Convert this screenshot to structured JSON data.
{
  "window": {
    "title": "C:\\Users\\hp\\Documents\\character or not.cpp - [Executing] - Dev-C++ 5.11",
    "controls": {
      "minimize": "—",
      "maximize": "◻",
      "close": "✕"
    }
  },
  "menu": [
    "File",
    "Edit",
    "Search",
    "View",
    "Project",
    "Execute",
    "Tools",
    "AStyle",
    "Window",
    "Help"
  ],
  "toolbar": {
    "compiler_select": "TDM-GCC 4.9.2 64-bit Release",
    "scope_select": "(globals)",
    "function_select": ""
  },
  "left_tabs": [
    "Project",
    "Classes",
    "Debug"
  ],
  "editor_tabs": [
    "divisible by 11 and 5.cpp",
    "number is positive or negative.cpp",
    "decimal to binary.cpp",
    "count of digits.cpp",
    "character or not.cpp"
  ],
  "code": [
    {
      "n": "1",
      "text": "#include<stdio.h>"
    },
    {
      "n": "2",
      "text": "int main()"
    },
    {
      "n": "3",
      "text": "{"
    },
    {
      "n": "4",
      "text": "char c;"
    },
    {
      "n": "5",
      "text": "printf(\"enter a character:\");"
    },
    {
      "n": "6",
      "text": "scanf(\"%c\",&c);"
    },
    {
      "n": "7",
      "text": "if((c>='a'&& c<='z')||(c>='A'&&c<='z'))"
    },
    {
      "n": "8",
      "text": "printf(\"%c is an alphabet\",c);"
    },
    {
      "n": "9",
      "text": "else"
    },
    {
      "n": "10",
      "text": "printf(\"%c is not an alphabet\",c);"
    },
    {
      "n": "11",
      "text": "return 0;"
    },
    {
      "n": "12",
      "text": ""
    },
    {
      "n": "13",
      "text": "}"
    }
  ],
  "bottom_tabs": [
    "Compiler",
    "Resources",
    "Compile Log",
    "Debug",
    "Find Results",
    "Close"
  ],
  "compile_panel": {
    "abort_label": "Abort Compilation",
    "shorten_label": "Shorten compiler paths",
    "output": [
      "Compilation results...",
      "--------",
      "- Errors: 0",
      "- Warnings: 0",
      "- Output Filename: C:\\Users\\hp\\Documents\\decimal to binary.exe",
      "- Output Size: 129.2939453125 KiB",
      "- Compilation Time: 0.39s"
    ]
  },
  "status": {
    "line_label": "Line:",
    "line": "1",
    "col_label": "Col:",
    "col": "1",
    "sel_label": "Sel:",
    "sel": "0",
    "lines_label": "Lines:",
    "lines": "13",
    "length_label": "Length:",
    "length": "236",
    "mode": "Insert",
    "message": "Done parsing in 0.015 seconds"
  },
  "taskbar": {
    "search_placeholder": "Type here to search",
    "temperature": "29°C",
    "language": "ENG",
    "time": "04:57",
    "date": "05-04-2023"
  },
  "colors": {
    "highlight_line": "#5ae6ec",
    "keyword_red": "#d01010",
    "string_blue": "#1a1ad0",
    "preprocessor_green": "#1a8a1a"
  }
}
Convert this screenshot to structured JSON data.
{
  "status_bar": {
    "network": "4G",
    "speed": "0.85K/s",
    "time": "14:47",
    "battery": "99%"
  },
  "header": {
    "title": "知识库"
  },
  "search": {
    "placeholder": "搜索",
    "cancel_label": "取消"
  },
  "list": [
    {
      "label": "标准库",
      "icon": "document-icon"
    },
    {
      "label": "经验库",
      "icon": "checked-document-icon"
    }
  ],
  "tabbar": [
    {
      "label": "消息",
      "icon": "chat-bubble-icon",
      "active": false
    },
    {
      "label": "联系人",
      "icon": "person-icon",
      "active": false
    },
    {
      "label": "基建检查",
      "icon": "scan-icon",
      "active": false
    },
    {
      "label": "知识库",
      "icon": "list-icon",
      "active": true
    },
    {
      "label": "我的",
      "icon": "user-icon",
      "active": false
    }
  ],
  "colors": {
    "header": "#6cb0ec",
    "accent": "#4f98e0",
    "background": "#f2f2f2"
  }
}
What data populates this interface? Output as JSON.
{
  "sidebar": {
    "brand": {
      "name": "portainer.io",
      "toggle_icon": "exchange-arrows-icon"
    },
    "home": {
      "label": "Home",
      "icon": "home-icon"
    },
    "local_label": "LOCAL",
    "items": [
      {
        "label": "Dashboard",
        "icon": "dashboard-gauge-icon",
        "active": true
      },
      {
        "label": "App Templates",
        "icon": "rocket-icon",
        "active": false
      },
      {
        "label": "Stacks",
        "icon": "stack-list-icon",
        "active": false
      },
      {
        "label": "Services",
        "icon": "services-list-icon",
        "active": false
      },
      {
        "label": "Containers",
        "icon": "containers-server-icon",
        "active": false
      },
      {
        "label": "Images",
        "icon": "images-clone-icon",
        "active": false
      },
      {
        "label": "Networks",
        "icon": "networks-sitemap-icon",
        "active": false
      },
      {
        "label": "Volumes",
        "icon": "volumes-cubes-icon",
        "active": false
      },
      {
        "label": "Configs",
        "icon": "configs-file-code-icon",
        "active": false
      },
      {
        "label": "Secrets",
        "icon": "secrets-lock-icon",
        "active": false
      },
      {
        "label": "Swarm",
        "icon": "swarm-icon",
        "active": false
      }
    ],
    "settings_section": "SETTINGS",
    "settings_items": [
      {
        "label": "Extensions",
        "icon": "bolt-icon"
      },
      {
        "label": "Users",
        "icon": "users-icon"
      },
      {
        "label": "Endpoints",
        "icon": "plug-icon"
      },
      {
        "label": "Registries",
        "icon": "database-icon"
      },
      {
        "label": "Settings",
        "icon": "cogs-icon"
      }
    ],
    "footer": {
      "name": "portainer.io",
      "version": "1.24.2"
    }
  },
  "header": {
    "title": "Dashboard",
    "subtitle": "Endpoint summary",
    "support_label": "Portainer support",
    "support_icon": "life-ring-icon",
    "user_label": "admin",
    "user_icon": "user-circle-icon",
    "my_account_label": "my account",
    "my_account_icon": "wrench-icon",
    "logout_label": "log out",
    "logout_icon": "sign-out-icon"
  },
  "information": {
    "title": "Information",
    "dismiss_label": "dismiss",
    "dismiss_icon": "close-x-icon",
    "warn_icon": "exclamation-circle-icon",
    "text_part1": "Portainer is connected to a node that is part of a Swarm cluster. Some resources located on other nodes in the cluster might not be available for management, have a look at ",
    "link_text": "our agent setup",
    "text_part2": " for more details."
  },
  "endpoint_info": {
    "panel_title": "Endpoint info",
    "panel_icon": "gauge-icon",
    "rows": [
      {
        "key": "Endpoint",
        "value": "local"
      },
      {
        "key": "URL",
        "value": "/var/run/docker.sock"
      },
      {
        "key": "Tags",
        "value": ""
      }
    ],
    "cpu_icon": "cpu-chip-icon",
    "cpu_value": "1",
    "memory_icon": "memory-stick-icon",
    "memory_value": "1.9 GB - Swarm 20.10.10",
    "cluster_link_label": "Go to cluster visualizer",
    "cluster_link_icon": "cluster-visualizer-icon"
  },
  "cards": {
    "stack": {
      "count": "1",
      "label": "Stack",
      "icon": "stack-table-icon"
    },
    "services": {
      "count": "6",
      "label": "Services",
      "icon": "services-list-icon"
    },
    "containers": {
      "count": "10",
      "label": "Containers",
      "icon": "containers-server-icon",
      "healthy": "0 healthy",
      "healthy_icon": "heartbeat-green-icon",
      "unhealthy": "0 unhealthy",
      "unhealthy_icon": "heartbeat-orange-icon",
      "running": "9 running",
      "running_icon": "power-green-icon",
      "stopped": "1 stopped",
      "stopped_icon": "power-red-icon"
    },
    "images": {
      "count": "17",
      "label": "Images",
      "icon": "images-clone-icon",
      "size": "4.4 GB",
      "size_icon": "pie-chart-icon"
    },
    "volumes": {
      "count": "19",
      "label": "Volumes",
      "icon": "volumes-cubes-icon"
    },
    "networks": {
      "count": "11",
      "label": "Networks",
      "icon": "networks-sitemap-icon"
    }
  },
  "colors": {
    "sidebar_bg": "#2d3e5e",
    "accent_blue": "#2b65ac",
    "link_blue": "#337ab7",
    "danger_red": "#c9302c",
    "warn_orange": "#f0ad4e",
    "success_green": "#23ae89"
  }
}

STATED EXERCISE: The word "binary" may turn up on some lines of these records; say how many, with no other words.

RESPONSE TO THE TASK: 2